Find each line with the word "向顾客推举服装时" and state how many there are, nothing more.

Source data
________________________
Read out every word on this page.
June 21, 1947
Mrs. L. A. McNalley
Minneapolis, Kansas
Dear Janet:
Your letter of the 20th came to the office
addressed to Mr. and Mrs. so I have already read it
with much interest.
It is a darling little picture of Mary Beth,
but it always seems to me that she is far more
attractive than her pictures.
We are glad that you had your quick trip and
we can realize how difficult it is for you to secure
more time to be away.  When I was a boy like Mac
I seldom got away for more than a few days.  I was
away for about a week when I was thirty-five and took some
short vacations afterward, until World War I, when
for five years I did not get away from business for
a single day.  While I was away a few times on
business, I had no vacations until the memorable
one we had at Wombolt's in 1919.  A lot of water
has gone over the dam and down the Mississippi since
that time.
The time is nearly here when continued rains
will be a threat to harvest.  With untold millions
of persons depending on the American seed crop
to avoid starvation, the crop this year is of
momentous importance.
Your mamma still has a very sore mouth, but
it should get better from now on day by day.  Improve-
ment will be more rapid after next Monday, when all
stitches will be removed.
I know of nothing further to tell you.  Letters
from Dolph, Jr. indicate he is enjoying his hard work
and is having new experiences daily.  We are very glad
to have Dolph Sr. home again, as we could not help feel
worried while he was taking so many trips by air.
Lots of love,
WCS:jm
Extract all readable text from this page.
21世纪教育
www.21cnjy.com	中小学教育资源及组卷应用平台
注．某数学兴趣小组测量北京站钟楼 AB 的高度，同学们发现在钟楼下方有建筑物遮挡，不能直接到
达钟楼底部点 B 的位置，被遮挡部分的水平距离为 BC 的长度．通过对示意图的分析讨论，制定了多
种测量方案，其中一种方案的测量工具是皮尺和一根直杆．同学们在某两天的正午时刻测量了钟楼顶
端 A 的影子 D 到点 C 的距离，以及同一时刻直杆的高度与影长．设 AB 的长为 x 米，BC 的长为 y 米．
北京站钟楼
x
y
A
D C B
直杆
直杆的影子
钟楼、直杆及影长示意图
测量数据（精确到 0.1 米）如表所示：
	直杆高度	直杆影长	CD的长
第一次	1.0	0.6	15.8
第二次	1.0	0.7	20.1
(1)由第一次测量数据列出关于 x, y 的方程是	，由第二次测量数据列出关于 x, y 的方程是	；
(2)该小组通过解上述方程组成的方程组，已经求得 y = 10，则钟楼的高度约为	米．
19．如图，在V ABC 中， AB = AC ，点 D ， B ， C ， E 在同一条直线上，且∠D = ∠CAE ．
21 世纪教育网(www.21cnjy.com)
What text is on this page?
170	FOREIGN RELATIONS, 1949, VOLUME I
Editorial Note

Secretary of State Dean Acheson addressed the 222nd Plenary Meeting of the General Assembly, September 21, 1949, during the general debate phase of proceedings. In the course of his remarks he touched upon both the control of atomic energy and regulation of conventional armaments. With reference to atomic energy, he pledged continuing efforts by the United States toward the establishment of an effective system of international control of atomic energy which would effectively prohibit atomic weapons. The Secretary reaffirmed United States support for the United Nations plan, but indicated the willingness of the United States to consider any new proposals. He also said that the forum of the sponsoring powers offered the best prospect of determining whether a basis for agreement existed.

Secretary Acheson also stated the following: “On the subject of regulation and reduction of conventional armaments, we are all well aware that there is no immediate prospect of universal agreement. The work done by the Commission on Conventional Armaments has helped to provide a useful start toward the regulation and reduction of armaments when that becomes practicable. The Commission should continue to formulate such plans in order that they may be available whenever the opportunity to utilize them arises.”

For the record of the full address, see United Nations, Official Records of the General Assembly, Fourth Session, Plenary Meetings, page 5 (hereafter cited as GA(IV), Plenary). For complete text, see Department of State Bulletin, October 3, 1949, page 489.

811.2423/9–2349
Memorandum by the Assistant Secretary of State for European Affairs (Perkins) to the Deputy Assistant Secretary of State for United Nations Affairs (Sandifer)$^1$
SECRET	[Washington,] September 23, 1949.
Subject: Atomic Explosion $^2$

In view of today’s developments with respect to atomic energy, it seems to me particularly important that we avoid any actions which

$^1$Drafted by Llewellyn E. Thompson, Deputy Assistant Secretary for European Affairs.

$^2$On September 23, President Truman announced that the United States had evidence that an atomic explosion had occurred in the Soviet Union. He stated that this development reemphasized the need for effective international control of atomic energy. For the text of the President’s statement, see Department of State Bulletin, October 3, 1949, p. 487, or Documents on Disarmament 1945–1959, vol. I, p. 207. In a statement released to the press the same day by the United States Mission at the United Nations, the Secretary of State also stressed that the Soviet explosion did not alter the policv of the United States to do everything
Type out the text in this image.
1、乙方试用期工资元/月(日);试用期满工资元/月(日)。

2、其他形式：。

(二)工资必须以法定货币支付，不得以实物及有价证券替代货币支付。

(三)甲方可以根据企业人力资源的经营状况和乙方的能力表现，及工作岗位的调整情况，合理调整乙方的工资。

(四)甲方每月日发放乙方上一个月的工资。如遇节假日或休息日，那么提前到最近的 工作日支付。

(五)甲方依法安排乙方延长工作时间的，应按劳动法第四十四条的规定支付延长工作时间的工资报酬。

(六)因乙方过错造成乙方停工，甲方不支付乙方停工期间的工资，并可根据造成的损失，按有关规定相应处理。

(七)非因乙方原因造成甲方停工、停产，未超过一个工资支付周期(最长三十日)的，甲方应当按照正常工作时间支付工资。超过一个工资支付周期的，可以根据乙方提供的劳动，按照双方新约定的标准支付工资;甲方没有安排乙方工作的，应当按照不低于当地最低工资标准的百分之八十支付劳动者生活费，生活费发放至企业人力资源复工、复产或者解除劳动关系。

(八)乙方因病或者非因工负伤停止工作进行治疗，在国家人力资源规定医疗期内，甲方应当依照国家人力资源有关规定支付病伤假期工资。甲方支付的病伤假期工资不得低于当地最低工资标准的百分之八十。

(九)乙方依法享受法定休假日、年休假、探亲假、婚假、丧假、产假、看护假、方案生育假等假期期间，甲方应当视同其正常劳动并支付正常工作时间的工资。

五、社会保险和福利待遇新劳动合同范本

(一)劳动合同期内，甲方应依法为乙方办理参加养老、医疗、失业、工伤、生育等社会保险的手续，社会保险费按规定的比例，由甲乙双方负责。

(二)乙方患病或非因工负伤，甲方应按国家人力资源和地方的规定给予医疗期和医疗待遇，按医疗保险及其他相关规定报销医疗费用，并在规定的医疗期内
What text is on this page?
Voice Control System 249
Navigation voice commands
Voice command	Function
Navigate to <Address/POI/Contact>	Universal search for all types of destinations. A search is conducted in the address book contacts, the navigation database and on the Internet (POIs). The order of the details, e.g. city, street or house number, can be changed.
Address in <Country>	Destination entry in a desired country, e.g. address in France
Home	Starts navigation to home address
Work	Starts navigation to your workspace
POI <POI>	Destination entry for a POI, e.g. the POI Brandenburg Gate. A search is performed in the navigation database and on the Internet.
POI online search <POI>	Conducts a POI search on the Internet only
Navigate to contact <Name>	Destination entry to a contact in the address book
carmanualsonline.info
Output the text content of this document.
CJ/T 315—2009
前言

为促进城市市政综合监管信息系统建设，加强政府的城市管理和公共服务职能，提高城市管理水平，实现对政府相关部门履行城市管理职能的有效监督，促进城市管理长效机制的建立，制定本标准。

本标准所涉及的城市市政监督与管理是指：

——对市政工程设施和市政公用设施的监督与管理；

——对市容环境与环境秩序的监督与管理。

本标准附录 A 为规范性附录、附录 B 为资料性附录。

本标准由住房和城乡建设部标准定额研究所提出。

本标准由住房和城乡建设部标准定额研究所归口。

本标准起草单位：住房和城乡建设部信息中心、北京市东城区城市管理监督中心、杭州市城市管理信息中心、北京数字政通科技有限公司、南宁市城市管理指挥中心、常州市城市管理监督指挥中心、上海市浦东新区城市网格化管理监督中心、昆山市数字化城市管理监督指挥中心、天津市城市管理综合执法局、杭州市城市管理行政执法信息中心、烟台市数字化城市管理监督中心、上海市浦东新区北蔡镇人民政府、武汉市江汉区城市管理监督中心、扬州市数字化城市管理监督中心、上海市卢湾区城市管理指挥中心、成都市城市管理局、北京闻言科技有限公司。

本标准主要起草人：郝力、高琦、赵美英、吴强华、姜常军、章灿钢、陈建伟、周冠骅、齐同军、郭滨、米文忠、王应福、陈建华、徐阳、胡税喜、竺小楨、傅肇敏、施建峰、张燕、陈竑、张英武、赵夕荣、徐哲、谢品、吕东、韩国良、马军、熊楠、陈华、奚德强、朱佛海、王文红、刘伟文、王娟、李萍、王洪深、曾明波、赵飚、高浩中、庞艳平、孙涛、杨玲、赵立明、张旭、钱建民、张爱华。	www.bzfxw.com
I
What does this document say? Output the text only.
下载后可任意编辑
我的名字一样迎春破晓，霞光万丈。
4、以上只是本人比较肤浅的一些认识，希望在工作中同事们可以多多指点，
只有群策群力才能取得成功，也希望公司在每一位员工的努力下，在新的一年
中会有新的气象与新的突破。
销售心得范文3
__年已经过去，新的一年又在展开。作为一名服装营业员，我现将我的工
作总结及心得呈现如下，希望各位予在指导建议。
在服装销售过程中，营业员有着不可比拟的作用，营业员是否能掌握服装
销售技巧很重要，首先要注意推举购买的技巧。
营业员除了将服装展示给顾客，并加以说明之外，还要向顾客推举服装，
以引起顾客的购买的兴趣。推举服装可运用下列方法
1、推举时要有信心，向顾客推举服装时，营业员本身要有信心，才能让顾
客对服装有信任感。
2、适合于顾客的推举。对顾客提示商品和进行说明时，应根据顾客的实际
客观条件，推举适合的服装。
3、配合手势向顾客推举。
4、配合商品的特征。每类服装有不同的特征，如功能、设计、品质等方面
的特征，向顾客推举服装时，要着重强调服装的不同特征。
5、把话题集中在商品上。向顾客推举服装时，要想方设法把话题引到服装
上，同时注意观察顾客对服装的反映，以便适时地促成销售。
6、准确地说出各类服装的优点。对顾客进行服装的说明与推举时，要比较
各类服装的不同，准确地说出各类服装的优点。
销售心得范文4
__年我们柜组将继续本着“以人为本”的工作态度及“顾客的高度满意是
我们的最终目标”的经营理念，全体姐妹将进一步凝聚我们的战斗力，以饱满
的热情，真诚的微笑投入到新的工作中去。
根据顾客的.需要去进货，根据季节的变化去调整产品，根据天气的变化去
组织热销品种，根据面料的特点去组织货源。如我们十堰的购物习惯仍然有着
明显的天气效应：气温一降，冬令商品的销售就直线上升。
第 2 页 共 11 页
________________________
> Finished task: 3